### [Task]
Return the listing below verbatim. Pictures do not belong in the copy.

::::

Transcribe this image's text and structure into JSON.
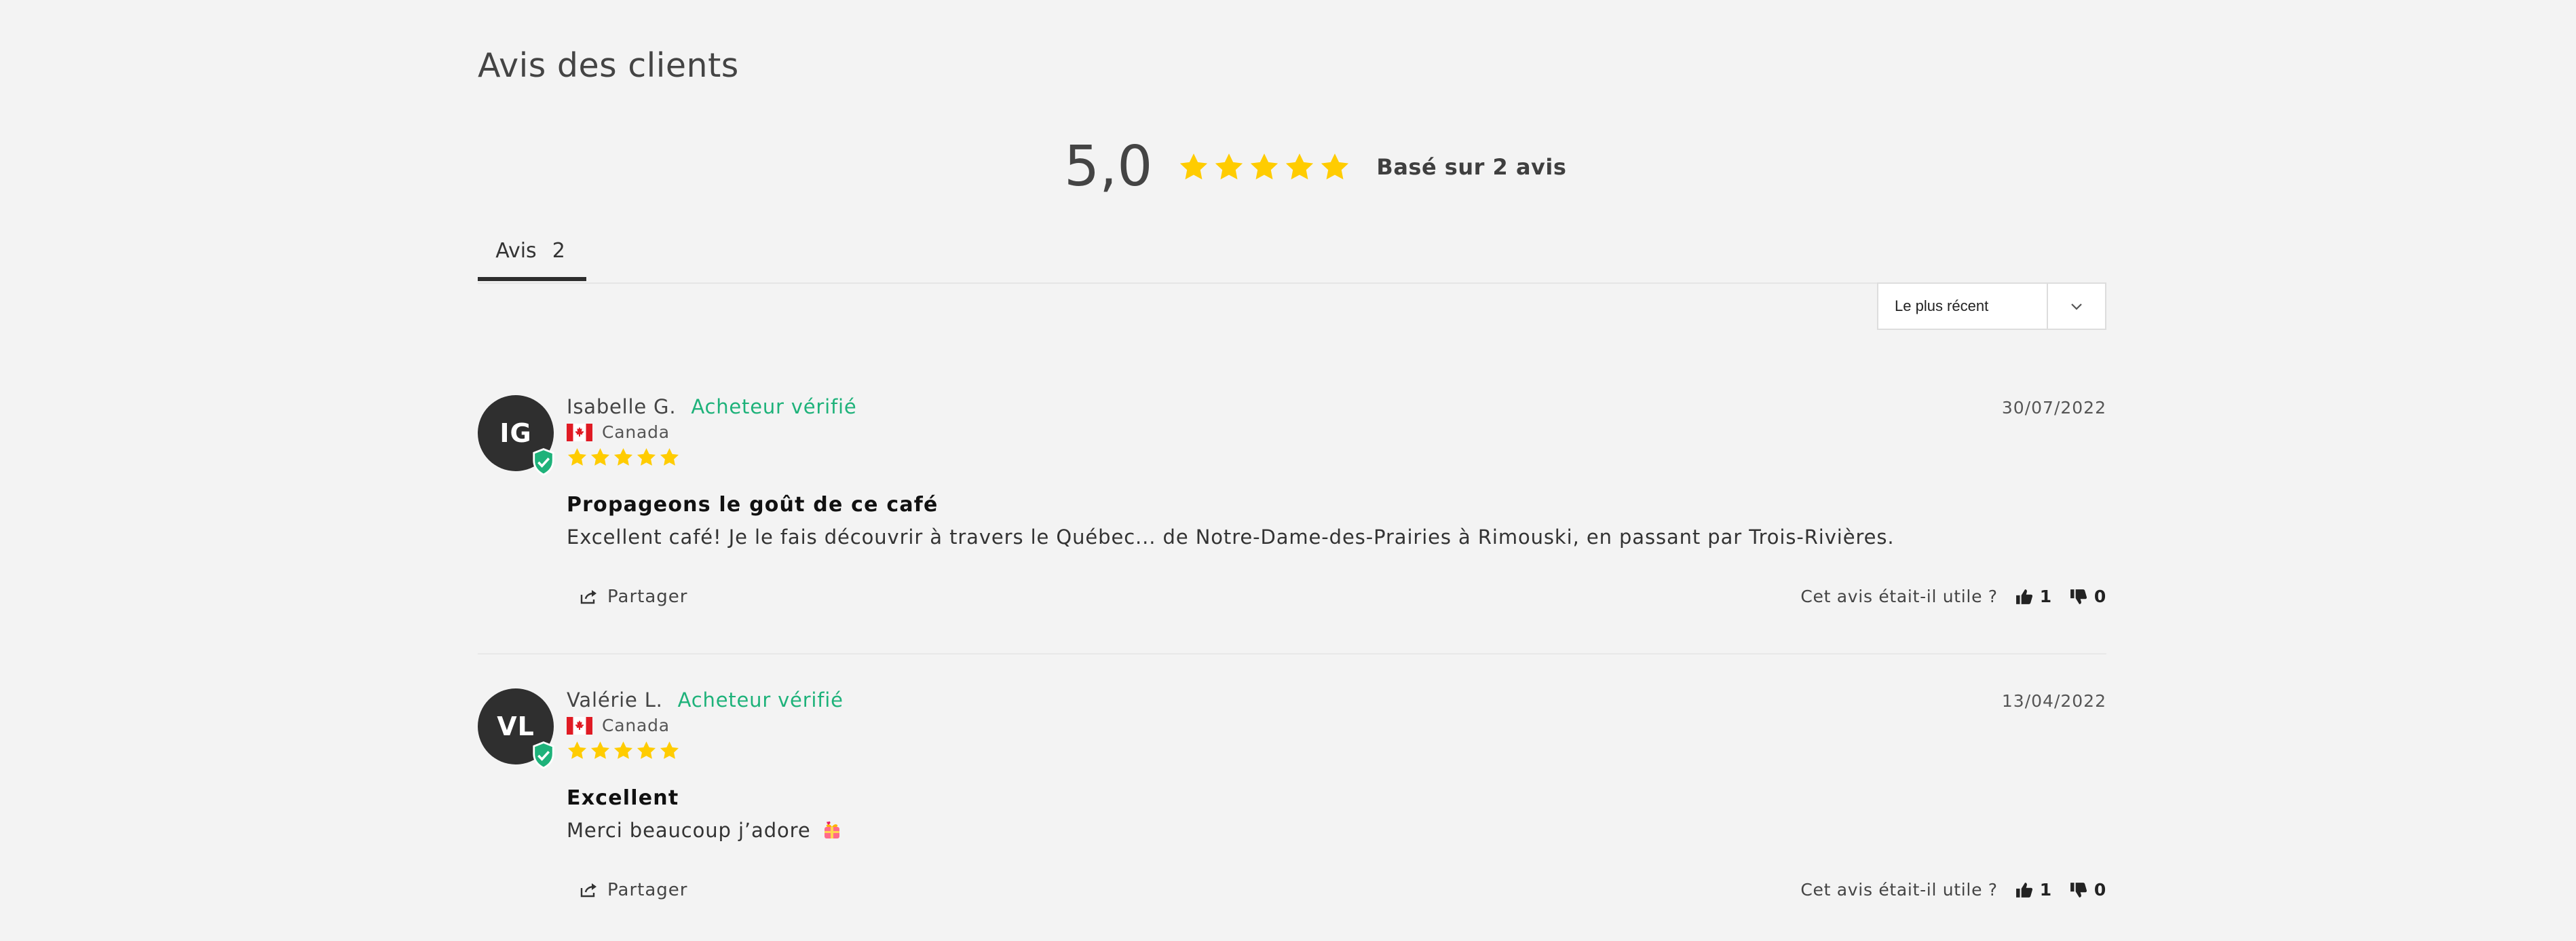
{
  "page": {
    "title": "Avis des clients"
  },
  "summary": {
    "average": "5,0",
    "based_on": "Basé sur 2 avis",
    "stars": 5
  },
  "tabs": [
    {
      "label": "Avis",
      "count": "2"
    }
  ],
  "sort": {
    "selected": "Le plus récent"
  },
  "reviews": [
    {
      "initials": "IG",
      "name": "Isabelle G.",
      "verified_label": "Acheteur vérifié",
      "country": "Canada",
      "date": "30/07/2022",
      "rating": 5,
      "title": "Propageons le goût de ce café",
      "text": "Excellent café! Je le fais découvrir à travers le Québec... de Notre-Dame-des-Prairies à Rimouski, en passant par Trois-Rivières.",
      "share_label": "Partager",
      "helpful_label": "Cet avis était-il utile ?",
      "up_votes": "1",
      "down_votes": "0"
    },
    {
      "initials": "VL",
      "name": "Valérie L.",
      "verified_label": "Acheteur vérifié",
      "country": "Canada",
      "date": "13/04/2022",
      "rating": 5,
      "title": "Excellent",
      "text": "Merci beaucoup j’adore",
      "text_emoji": "heart-gift-emoji",
      "share_label": "Partager",
      "helpful_label": "Cet avis était-il utile ?",
      "up_votes": "1",
      "down_votes": "0"
    }
  ],
  "colors": {
    "background": "#f3f3f3",
    "star": "#ffcc00",
    "verified": "#1eb27a",
    "avatar": "#2f2f2f",
    "tab_underline": "#2d2d2d"
  },
  "icons": {
    "star": "star-icon",
    "badge": "verified-shield-icon",
    "flag": "canada-flag-icon",
    "share": "share-icon",
    "thumbs_up": "thumbs-up-icon",
    "thumbs_down": "thumbs-down-icon",
    "chevron": "chevron-down-icon"
  }
}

::::

### [Output of the task]
Transcribe this image's text and structure into JSON.
{
  "page": {
    "title": "Avis des clients"
  },
  "summary": {
    "average": "5,0",
    "based_on": "Basé sur 2 avis",
    "stars": 5
  },
  "tabs": [
    {
      "label": "Avis",
      "count": "2"
    }
  ],
  "sort": {
    "selected": "Le plus récent"
  },
  "reviews": [
    {
      "initials": "IG",
      "name": "Isabelle G.",
      "verified_label": "Acheteur vérifié",
      "country": "Canada",
      "date": "30/07/2022",
      "rating": 5,
      "title": "Propageons le goût de ce café",
      "text": "Excellent café! Je le fais découvrir à travers le Québec... de Notre-Dame-des-Prairies à Rimouski, en passant par Trois-Rivières.",
      "share_label": "Partager",
      "helpful_label": "Cet avis était-il utile ?",
      "up_votes": "1",
      "down_votes": "0"
    },
    {
      "initials": "VL",
      "name": "Valérie L.",
      "verified_label": "Acheteur vérifié",
      "country": "Canada",
      "date": "13/04/2022",
      "rating": 5,
      "title": "Excellent",
      "text": "Merci beaucoup j’adore",
      "text_emoji": "heart-gift-emoji",
      "share_label": "Partager",
      "helpful_label": "Cet avis était-il utile ?",
      "up_votes": "1",
      "down_votes": "0"
    }
  ],
  "colors": {
    "background": "#f3f3f3",
    "star": "#ffcc00",
    "verified": "#1eb27a",
    "avatar": "#2f2f2f",
    "tab_underline": "#2d2d2d"
  },
  "icons": {
    "star": "star-icon",
    "badge": "verified-shield-icon",
    "flag": "canada-flag-icon",
    "share": "share-icon",
    "thumbs_up": "thumbs-up-icon",
    "thumbs_down": "thumbs-down-icon",
    "chevron": "chevron-down-icon"
  }
}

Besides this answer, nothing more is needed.